• _Stated task_:
What follows is a set of entries. Repeat them exactly, but not their pictures.
## Begin
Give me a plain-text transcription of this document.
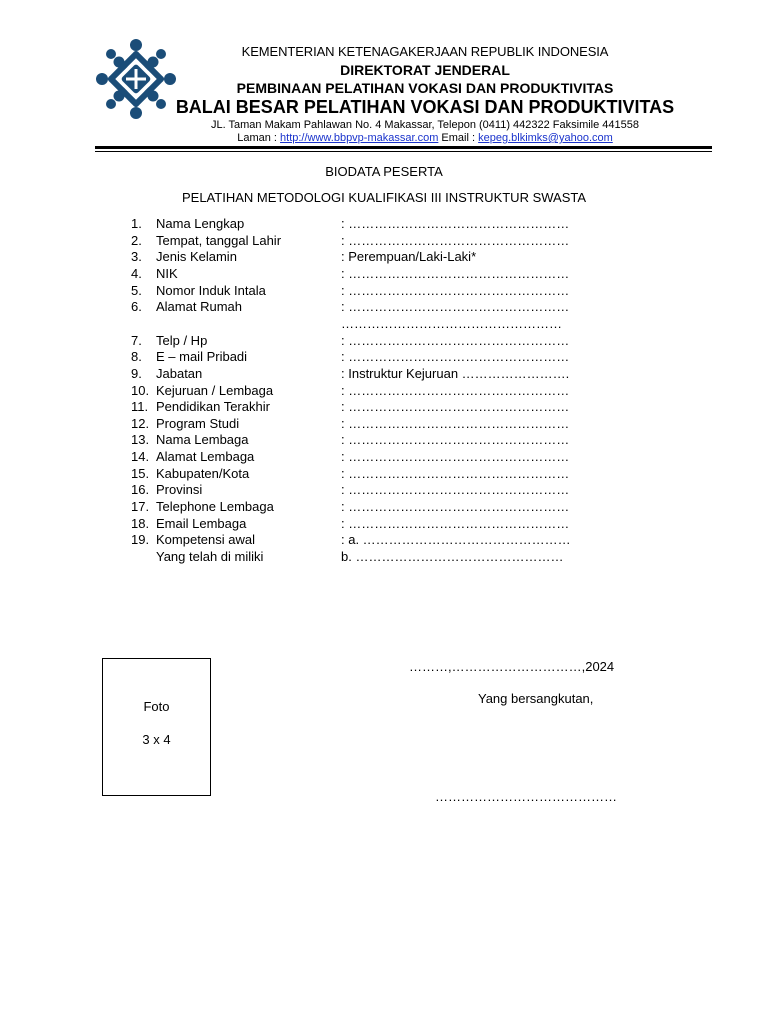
KEMENTERIAN KETENAGAKERJAAN REPUBLIK INDONESIA
DIREKTORAT JENDERAL
PEMBINAAN PELATIHAN VOKASI DAN PRODUKTIVITAS
BALAI BESAR PELATIHAN VOKASI DAN PRODUKTIVITAS
JL. Taman Makam Pahlawan No. 4 Makassar, Telepon (0411) 442322 Faksimile 441558
Laman : http://www.bbpvp-makassar.com Email : kepeg.blkimks@yahoo.com
BIODATA PESERTA
PELATIHAN METODOLOGI KUALIFIKASI III INSTRUKTUR SWASTA
1.	Nama Lengkap	: ……………………………………………
2.	Tempat, tanggal Lahir	: ……………………………………………
3.	Jenis Kelamin	: Perempuan/Laki-Laki*
4.	NIK	: ……………………………………………
5.	Nomor Induk Intala	: ……………………………………………
6.	Alamat Rumah	: ……………………………………………
……………………………………………
7.	Telp / Hp	: ……………………………………………
8.	E – mail Pribadi	: ……………………………………………
9.	Jabatan	: Instruktur Kejuruan …………………….
10. Kejuruan / Lembaga	: ……………………………………………
11. Pendidikan Terakhir	: ……………………………………………
12. Program Studi	: ……………………………………………
13. Nama Lembaga	: ……………………………………………
14. Alamat Lembaga	: ……………………………………………
15. Kabupaten/Kota	: ……………………………………………
16. Provinsi	: ……………………………………………
17. Telephone Lembaga	: ……………………………………………
18. Email Lembaga	: ……………………………………………
19. Kompetensi awal	: a. …………………………………………
Yang telah di miliki	b. …………………………………………
Foto
3 x 4
………,…………………………,2024
Yang bersangkutan,
……………………………………
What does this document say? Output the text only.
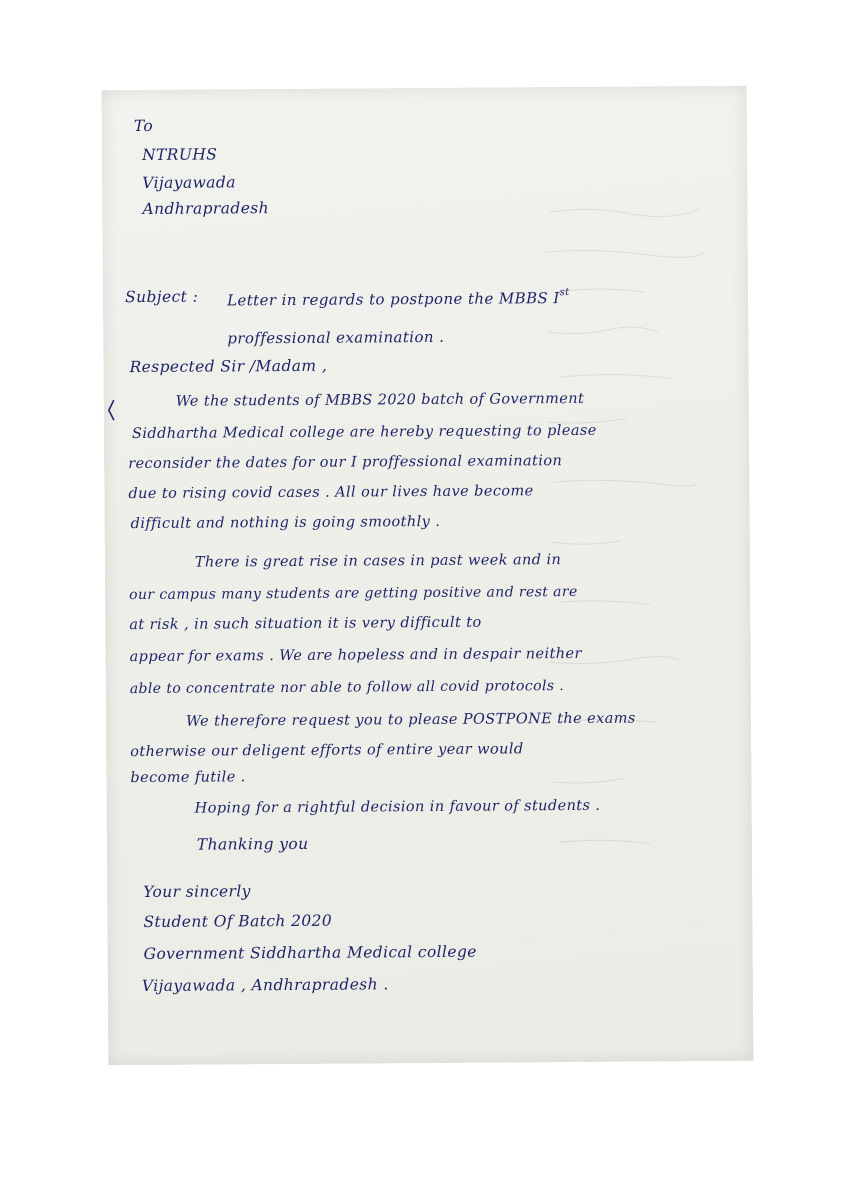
To
NTRUHS
Vijayawada
Andhrapradesh
Subject : Letter in regards to postpone the MBBS Ist
proffessional examination .
Respected Sir /Madam ,
We the students of MBBS 2020 batch of Government
Siddhartha Medical college are hereby requesting to please
reconsider the dates for our I proffessional examination
due to rising covid cases . All our lives have become
difficult and nothing is going smoothly .
There is great rise in cases in past week and in
our campus many students are getting positive and rest are
at risk , in such situation it is very difficult to
appear for exams . We are hopeless and in despair neither
able to concentrate nor able to follow all covid protocols .
We therefore request you to please POSTPONE the exams
otherwise our deligent efforts of entire year would
become futile .
Hoping for a rightful decision in favour of students .
Thanking you
Your sincerly
Student Of Batch 2020
Government Siddhartha Medical college
Vijayawada , Andhrapradesh .
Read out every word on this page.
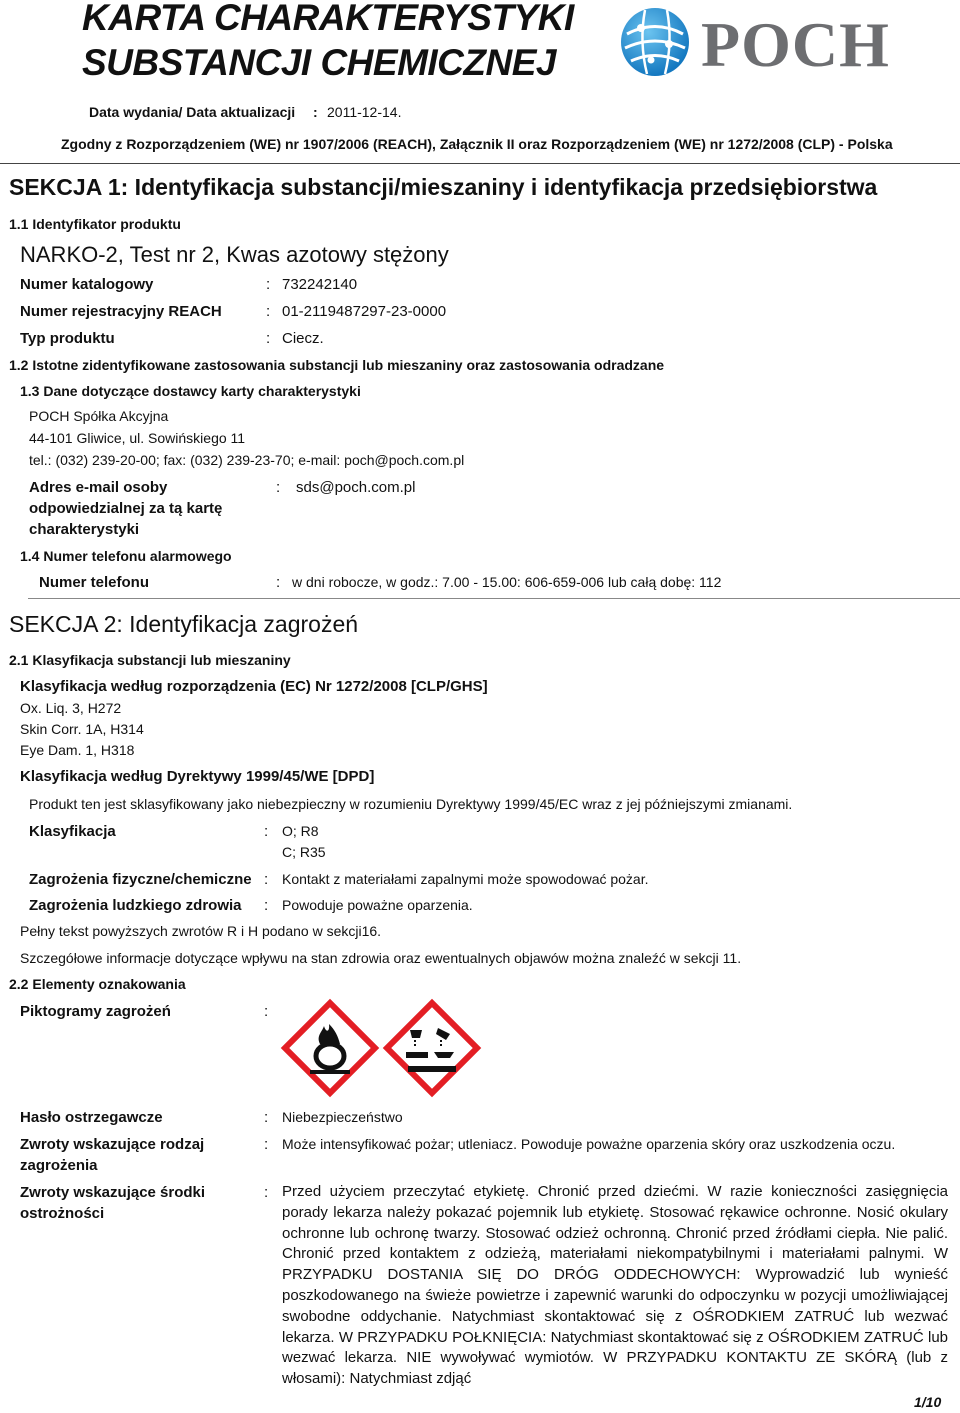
KARTA CHARAKTERYSTYKI
SUBSTANCJI CHEMICZNEJ POCH
Data wydania/ Data aktualizacji : 2011-12-14.
Zgodny z Rozporządzeniem (WE) nr 1907/2006 (REACH), Załącznik II oraz Rozporządzeniem (WE) nr 1272/2008 (CLP) - Polska
SEKCJA 1: Identyfikacja substancji/mieszaniny i identyfikacja przedsiębiorstwa
1.1 Identyfikator produktu
NARKO-2, Test nr 2, Kwas azotowy stężony
Numer katalogowy	: 732242140
Numer rejestracyjny REACH	: 01-2119487297-23-0000
Typ produktu	: Ciecz.
1.2 Istotne zidentyfikowane zastosowania substancji lub mieszaniny oraz zastosowania odradzane
1.3 Dane dotyczące dostawcy karty charakterystyki
POCH Spółka Akcyjna
44-101 Gliwice, ul. Sowińskiego 11
tel.: (032) 239-20-00; fax: (032) 239-23-70; e-mail: poch@poch.com.pl
Adres e-mail osoby
odpowiedzialnej za tą kartę
charakterystyki
: sds@poch.com.pl
1.4 Numer telefonu alarmowego
Numer telefonu	: w dni robocze, w godz.: 7.00 - 15.00: 606-659-006 lub całą dobę: 112
SEKCJA 2: Identyfikacja zagrożeń
2.1 Klasyfikacja substancji lub mieszaniny
Klasyfikacja według rozporządzenia (EC) Nr 1272/2008 [CLP/GHS]
Ox. Liq. 3, H272
Skin Corr. 1A, H314
Eye Dam. 1, H318
Klasyfikacja według Dyrektywy 1999/45/WE [DPD]
Produkt ten jest sklasyfikowany jako niebezpieczny w rozumieniu Dyrektywy 1999/45/EC wraz z jej późniejszymi zmianami.
Klasyfikacja	: O; R8
C; R35
Zagrożenia fizyczne/chemiczne : Kontakt z materiałami zapalnymi może spowodować pożar.
Zagrożenia ludzkiego zdrowia : Powoduje poważne oparzenia.
Pełny tekst powyższych zwrotów R i H podano w sekcji16.
Szczegółowe informacje dotyczące wpływu na stan zdrowia oraz ewentualnych objawów można znaleźć w sekcji 11.
2.2 Elementy oznakowania
Piktogramy zagrożeń	:
Hasło ostrzegawcze	: Niebezpieczeństwo
Zwroty wskazujące rodzaj
zagrożenia
: Może intensyfikować pożar; utleniacz. Powoduje poważne oparzenia skóry oraz uszkodzenia oczu.
Zwroty wskazujące środki
ostrożności
: Przed użyciem przeczytać etykietę. Chronić przed dziećmi. W razie konieczności zasięgnięcia porady lekarza należy pokazać pojemnik lub etykietę. Stosować rękawice ochronne. Nosić okulary ochronne lub ochronę twarzy. Stosować odzież ochronną. Chronić przed źródłami ciepła. Nie palić. Chronić przed kontaktem z odzieżą, materiałami niekompatybilnymi i materiałami palnymi. W PRZYPADKU DOSTANIA SIĘ DO DRÓG ODDECHOWYCH: Wyprowadzić lub wynieść poszkodowanego na świeże powietrze i zapewnić warunki do odpoczynku w pozycji umożliwiającej swobodne oddychanie. Natychmiast skontaktować się z OŚRODKIEM ZATRUĆ lub wezwać lekarza. W PRZYPADKU POŁKNIĘCIA: Natychmiast skontaktować się z OŚRODKIEM ZATRUĆ lub wezwać lekarza. NIE wywoływać wymiotów. W PRZYPADKU KONTAKTU ZE SKÓRĄ (lub z włosami): Natychmiast zdjąć
1/10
## End
• _Result_:
Give me a plain-text transcription of this document.
KEMENTERIAN KETENAGAKERJAAN REPUBLIK INDONESIA
DIREKTORAT JENDERAL
PEMBINAAN PELATIHAN VOKASI DAN PRODUKTIVITAS
BALAI BESAR PELATIHAN VOKASI DAN PRODUKTIVITAS
JL. Taman Makam Pahlawan No. 4 Makassar, Telepon (0411) 442322 Faksimile 441558
Laman : http://www.bbpvp-makassar.com Email : kepeg.blkimks@yahoo.com
BIODATA PESERTA
PELATIHAN METODOLOGI KUALIFIKASI III INSTRUKTUR SWASTA
1.	Nama Lengkap	: ……………………………………………
2.	Tempat, tanggal Lahir	: ……………………………………………
3.	Jenis Kelamin	: Perempuan/Laki-Laki*
4.	NIK	: ……………………………………………
5.	Nomor Induk Intala	: ……………………………………………
6.	Alamat Rumah	: ……………………………………………
……………………………………………
7.	Telp / Hp	: ……………………………………………
8.	E – mail Pribadi	: ……………………………………………
9.	Jabatan	: Instruktur Kejuruan …………………….
10. Kejuruan / Lembaga	: ……………………………………………
11. Pendidikan Terakhir	: ……………………………………………
12. Program Studi	: ……………………………………………
13. Nama Lembaga	: ……………………………………………
14. Alamat Lembaga	: ……………………………………………
15. Kabupaten/Kota	: ……………………………………………
16. Provinsi	: ……………………………………………
17. Telephone Lembaga	: ……………………………………………
18. Email Lembaga	: ……………………………………………
19. Kompetensi awal	: a. …………………………………………
Yang telah di miliki	b. …………………………………………
Foto
3 x 4
………,…………………………,2024
Yang bersangkutan,
……………………………………
What does this document say? Output the text only.
To
NTRUHS
Vijayawada
Andhrapradesh
Subject : Letter in regards to postpone the MBBS Ist
proffessional examination .
Respected Sir /Madam ,
We the students of MBBS 2020 batch of Government
Siddhartha Medical college are hereby requesting to please
reconsider the dates for our I proffessional examination
due to rising covid cases . All our lives have become
difficult and nothing is going smoothly .
There is great rise in cases in past week and in
our campus many students are getting positive and rest are
at risk , in such situation it is very difficult to
appear for exams . We are hopeless and in despair neither
able to concentrate nor able to follow all covid protocols .
We therefore request you to please POSTPONE the exams
otherwise our deligent efforts of entire year would
become futile .
Hoping for a rightful decision in favour of students .
Thanking you
Your sincerly
Student Of Batch 2020
Government Siddhartha Medical college
Vijayawada , Andhrapradesh .
Read out every word on this page.
KARTA CHARAKTERYSTYKI
SUBSTANCJI CHEMICZNEJ POCH
Data wydania/ Data aktualizacji : 2011-12-14.
Zgodny z Rozporządzeniem (WE) nr 1907/2006 (REACH), Załącznik II oraz Rozporządzeniem (WE) nr 1272/2008 (CLP) - Polska
SEKCJA 1: Identyfikacja substancji/mieszaniny i identyfikacja przedsiębiorstwa
1.1 Identyfikator produktu
NARKO-2, Test nr 2, Kwas azotowy stężony
Numer katalogowy	: 732242140
Numer rejestracyjny REACH	: 01-2119487297-23-0000
Typ produktu	: Ciecz.
1.2 Istotne zidentyfikowane zastosowania substancji lub mieszaniny oraz zastosowania odradzane
1.3 Dane dotyczące dostawcy karty charakterystyki
POCH Spółka Akcyjna
44-101 Gliwice, ul. Sowińskiego 11
tel.: (032) 239-20-00; fax: (032) 239-23-70; e-mail: poch@poch.com.pl
Adres e-mail osoby
odpowiedzialnej za tą kartę
charakterystyki
: sds@poch.com.pl
1.4 Numer telefonu alarmowego
Numer telefonu	: w dni robocze, w godz.: 7.00 - 15.00: 606-659-006 lub całą dobę: 112
SEKCJA 2: Identyfikacja zagrożeń
2.1 Klasyfikacja substancji lub mieszaniny
Klasyfikacja według rozporządzenia (EC) Nr 1272/2008 [CLP/GHS]
Ox. Liq. 3, H272
Skin Corr. 1A, H314
Eye Dam. 1, H318
Klasyfikacja według Dyrektywy 1999/45/WE [DPD]
Produkt ten jest sklasyfikowany jako niebezpieczny w rozumieniu Dyrektywy 1999/45/EC wraz z jej późniejszymi zmianami.
Klasyfikacja	: O; R8
C; R35
Zagrożenia fizyczne/chemiczne : Kontakt z materiałami zapalnymi może spowodować pożar.
Zagrożenia ludzkiego zdrowia : Powoduje poważne oparzenia.
Pełny tekst powyższych zwrotów R i H podano w sekcji16.
Szczegółowe informacje dotyczące wpływu na stan zdrowia oraz ewentualnych objawów można znaleźć w sekcji 11.
2.2 Elementy oznakowania
Piktogramy zagrożeń	:
Hasło ostrzegawcze	: Niebezpieczeństwo
Zwroty wskazujące rodzaj
zagrożenia
: Może intensyfikować pożar; utleniacz. Powoduje poważne oparzenia skóry oraz uszkodzenia oczu.
Zwroty wskazujące środki
ostrożności
: Przed użyciem przeczytać etykietę. Chronić przed dziećmi. W razie konieczności zasięgnięcia porady lekarza należy pokazać pojemnik lub etykietę. Stosować rękawice ochronne. Nosić okulary ochronne lub ochronę twarzy. Stosować odzież ochronną. Chronić przed źródłami ciepła. Nie palić. Chronić przed kontaktem z odzieżą, materiałami niekompatybilnymi i materiałami palnymi. W PRZYPADKU DOSTANIA SIĘ DO DRÓG ODDECHOWYCH: Wyprowadzić lub wynieść poszkodowanego na świeże powietrze i zapewnić warunki do odpoczynku w pozycji umożliwiającej swobodne oddychanie. Natychmiast skontaktować się z OŚRODKIEM ZATRUĆ lub wezwać lekarza. W PRZYPADKU POŁKNIĘCIA: Natychmiast skontaktować się z OŚRODKIEM ZATRUĆ lub wezwać lekarza. NIE wywoływać wymiotów. W PRZYPADKU KONTAKTU ZE SKÓRĄ (lub z włosami): Natychmiast zdjąć
1/10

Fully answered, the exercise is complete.